** AIM **
Could you transcribe the material below exactly, without leaving out a single line?

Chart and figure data
[Start]
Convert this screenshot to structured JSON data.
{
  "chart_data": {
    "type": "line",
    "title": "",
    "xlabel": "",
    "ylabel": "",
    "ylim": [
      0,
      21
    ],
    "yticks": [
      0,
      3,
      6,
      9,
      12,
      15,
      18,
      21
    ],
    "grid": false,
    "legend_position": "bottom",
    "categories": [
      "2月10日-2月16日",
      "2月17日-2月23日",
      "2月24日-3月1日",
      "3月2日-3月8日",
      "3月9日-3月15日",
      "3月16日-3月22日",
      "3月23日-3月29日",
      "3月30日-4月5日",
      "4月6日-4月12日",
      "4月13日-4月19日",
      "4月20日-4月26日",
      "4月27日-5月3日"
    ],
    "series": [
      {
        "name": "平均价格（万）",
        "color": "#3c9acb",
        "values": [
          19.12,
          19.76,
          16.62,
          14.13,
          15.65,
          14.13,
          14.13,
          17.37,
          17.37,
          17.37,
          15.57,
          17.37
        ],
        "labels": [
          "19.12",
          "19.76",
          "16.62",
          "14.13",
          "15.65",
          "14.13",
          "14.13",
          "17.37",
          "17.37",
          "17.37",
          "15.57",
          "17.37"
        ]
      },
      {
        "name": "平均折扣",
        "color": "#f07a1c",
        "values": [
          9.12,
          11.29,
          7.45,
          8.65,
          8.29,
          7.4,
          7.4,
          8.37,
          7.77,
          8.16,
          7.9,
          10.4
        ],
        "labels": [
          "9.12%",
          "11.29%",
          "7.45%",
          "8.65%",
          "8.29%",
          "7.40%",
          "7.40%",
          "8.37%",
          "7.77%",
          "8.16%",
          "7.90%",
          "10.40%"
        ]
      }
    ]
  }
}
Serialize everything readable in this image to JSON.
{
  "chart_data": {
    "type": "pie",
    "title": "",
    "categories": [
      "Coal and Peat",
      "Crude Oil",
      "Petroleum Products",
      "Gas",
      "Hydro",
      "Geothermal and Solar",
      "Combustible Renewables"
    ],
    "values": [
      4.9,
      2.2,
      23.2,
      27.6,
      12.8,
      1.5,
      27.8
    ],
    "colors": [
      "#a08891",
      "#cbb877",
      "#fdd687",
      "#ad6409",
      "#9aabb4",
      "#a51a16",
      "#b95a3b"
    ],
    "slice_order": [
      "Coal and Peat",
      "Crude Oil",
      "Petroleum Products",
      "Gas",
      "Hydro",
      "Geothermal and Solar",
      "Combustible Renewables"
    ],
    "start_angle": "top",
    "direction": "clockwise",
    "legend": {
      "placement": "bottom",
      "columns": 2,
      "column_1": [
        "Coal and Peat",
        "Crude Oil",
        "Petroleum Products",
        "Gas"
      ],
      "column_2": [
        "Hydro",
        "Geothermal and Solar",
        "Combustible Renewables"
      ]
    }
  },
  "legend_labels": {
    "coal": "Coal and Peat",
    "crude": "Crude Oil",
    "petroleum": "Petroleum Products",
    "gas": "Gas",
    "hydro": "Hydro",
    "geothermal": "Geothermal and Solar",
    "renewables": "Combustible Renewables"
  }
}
[End]
** SOLUTION FOR THIS EXERCISE **
Convert this screenshot to structured JSON data.
{
  "chart_data": {
    "type": "line",
    "title": "",
    "xlabel": "",
    "ylabel": "",
    "ylim": [
      0,
      21
    ],
    "yticks": [
      0,
      3,
      6,
      9,
      12,
      15,
      18,
      21
    ],
    "grid": false,
    "legend_position": "bottom",
    "categories": [
      "2月10日-2月16日",
      "2月17日-2月23日",
      "2月24日-3月1日",
      "3月2日-3月8日",
      "3月9日-3月15日",
      "3月16日-3月22日",
      "3月23日-3月29日",
      "3月30日-4月5日",
      "4月6日-4月12日",
      "4月13日-4月19日",
      "4月20日-4月26日",
      "4月27日-5月3日"
    ],
    "series": [
      {
        "name": "平均价格（万）",
        "color": "#3c9acb",
        "values": [
          19.12,
          19.76,
          16.62,
          14.13,
          15.65,
          14.13,
          14.13,
          17.37,
          17.37,
          17.37,
          15.57,
          17.37
        ],
        "labels": [
          "19.12",
          "19.76",
          "16.62",
          "14.13",
          "15.65",
          "14.13",
          "14.13",
          "17.37",
          "17.37",
          "17.37",
          "15.57",
          "17.37"
        ]
      },
      {
        "name": "平均折扣",
        "color": "#f07a1c",
        "values": [
          9.12,
          11.29,
          7.45,
          8.65,
          8.29,
          7.4,
          7.4,
          8.37,
          7.77,
          8.16,
          7.9,
          10.4
        ],
        "labels": [
          "9.12%",
          "11.29%",
          "7.45%",
          "8.65%",
          "8.29%",
          "7.40%",
          "7.40%",
          "8.37%",
          "7.77%",
          "8.16%",
          "7.90%",
          "10.40%"
        ]
      }
    ]
  }
}
Serialize everything readable in this image to JSON.
{
  "chart_data": {
    "type": "pie",
    "title": "",
    "categories": [
      "Coal and Peat",
      "Crude Oil",
      "Petroleum Products",
      "Gas",
      "Hydro",
      "Geothermal and Solar",
      "Combustible Renewables"
    ],
    "values": [
      4.9,
      2.2,
      23.2,
      27.6,
      12.8,
      1.5,
      27.8
    ],
    "colors": [
      "#a08891",
      "#cbb877",
      "#fdd687",
      "#ad6409",
      "#9aabb4",
      "#a51a16",
      "#b95a3b"
    ],
    "slice_order": [
      "Coal and Peat",
      "Crude Oil",
      "Petroleum Products",
      "Gas",
      "Hydro",
      "Geothermal and Solar",
      "Combustible Renewables"
    ],
    "start_angle": "top",
    "direction": "clockwise",
    "legend": {
      "placement": "bottom",
      "columns": 2,
      "column_1": [
        "Coal and Peat",
        "Crude Oil",
        "Petroleum Products",
        "Gas"
      ],
      "column_2": [
        "Hydro",
        "Geothermal and Solar",
        "Combustible Renewables"
      ]
    }
  },
  "legend_labels": {
    "coal": "Coal and Peat",
    "crude": "Crude Oil",
    "petroleum": "Petroleum Products",
    "gas": "Gas",
    "hydro": "Hydro",
    "geothermal": "Geothermal and Solar",
    "renewables": "Combustible Renewables"
  }
}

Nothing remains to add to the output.